PROBLEM TO SOLVE =
Report each line of the data that has "screenshot" somewhere in it.

EXERCISE MATERIAL =
^^^^^^^^
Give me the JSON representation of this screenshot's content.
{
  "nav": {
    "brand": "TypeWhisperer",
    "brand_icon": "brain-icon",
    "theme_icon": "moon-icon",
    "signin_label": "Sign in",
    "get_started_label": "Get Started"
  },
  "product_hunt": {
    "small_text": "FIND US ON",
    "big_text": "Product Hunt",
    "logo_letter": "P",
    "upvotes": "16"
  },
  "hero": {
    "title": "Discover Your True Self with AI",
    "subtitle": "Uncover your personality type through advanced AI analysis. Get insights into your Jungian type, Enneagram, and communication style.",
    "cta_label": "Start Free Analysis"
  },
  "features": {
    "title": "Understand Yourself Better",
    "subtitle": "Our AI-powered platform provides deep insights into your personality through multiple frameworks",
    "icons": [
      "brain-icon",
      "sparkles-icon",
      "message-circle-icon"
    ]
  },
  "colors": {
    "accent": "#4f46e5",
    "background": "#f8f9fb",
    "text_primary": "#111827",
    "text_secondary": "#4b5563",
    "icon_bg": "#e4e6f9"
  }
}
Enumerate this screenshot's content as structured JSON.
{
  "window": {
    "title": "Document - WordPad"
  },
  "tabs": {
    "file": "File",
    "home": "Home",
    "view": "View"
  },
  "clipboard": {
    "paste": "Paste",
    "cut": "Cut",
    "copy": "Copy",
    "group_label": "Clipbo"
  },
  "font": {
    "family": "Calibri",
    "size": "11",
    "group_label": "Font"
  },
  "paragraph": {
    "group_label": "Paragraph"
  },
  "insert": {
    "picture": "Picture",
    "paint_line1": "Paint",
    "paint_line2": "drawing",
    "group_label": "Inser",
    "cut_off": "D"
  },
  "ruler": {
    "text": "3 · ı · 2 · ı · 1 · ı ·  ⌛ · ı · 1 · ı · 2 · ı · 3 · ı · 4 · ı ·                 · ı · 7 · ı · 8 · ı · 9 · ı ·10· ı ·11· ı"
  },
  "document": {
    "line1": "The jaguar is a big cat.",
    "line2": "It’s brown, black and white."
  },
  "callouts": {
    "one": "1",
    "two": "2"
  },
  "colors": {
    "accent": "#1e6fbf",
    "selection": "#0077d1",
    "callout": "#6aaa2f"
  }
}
^^^^^^^^
EXPECTED ANSWER =
Give me the JSON representation of this screenshot's content.
Enumerate this screenshot's content as structured JSON.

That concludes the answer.